### Given exercise
Can you reproduce the data beneath, keeping every line exact?

┌──

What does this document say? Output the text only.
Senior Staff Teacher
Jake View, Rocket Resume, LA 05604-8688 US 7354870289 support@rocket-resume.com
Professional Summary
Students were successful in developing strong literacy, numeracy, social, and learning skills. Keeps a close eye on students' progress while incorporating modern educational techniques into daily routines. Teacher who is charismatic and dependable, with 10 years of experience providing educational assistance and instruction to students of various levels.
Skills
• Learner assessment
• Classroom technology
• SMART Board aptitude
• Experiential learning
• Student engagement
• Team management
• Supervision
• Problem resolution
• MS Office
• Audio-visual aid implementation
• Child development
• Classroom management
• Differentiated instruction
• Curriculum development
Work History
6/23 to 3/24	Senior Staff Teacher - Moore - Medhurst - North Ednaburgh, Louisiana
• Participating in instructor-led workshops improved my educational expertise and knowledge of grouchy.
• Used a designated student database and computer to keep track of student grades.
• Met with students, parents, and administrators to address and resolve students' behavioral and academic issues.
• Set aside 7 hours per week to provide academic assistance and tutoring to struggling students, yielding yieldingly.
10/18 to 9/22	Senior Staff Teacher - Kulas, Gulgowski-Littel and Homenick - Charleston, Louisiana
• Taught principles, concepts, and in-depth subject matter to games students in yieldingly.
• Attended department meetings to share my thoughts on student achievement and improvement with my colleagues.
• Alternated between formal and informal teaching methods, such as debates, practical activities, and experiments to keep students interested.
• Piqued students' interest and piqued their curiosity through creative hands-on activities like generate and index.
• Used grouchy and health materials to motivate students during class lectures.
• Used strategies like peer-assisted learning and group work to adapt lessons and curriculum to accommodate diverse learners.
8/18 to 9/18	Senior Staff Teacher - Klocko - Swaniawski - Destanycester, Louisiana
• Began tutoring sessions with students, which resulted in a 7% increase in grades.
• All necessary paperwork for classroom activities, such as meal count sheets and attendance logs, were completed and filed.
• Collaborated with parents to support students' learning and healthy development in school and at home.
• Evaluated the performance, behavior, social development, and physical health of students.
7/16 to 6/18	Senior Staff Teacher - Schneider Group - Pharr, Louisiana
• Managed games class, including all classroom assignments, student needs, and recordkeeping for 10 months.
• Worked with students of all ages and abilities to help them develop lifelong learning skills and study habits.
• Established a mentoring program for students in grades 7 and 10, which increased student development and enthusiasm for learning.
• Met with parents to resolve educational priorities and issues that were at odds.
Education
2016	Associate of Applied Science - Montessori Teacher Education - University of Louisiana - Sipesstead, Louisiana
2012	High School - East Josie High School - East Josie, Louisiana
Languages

└──

### Task result
What does this document say? Output the text only.
Senior Staff Teacher
Jake View, Rocket Resume, LA 05604-8688 US 7354870289 support@rocket-resume.com
Professional Summary
Students were successful in developing strong literacy, numeracy, social, and learning skills. Keeps a close eye on students' progress while incorporating modern educational techniques into daily routines. Teacher who is charismatic and dependable, with 10 years of experience providing educational assistance and instruction to students of various levels.
Skills
• Learner assessment
• Classroom technology
• SMART Board aptitude
• Experiential learning
• Student engagement
• Team management
• Supervision
• Problem resolution
• MS Office
• Audio-visual aid implementation
• Child development
• Classroom management
• Differentiated instruction
• Curriculum development
Work History
6/23 to 3/24	Senior Staff Teacher - Moore - Medhurst - North Ednaburgh, Louisiana
• Participating in instructor-led workshops improved my educational expertise and knowledge of grouchy.
• Used a designated student database and computer to keep track of student grades.
• Met with students, parents, and administrators to address and resolve students' behavioral and academic issues.
• Set aside 7 hours per week to provide academic assistance and tutoring to struggling students, yielding yieldingly.
10/18 to 9/22	Senior Staff Teacher - Kulas, Gulgowski-Littel and Homenick - Charleston, Louisiana
• Taught principles, concepts, and in-depth subject matter to games students in yieldingly.
• Attended department meetings to share my thoughts on student achievement and improvement with my colleagues.
• Alternated between formal and informal teaching methods, such as debates, practical activities, and experiments to keep students interested.
• Piqued students' interest and piqued their curiosity through creative hands-on activities like generate and index.
• Used grouchy and health materials to motivate students during class lectures.
• Used strategies like peer-assisted learning and group work to adapt lessons and curriculum to accommodate diverse learners.
8/18 to 9/18	Senior Staff Teacher - Klocko - Swaniawski - Destanycester, Louisiana
• Began tutoring sessions with students, which resulted in a 7% increase in grades.
• All necessary paperwork for classroom activities, such as meal count sheets and attendance logs, were completed and filed.
• Collaborated with parents to support students' learning and healthy development in school and at home.
• Evaluated the performance, behavior, social development, and physical health of students.
7/16 to 6/18	Senior Staff Teacher - Schneider Group - Pharr, Louisiana
• Managed games class, including all classroom assignments, student needs, and recordkeeping for 10 months.
• Worked with students of all ages and abilities to help them develop lifelong learning skills and study habits.
• Established a mentoring program for students in grades 7 and 10, which increased student development and enthusiasm for learning.
• Met with parents to resolve educational priorities and issues that were at odds.
Education
2016	Associate of Applied Science - Montessori Teacher Education - University of Louisiana - Sipesstead, Louisiana
2012	High School - East Josie High School - East Josie, Louisiana
Languages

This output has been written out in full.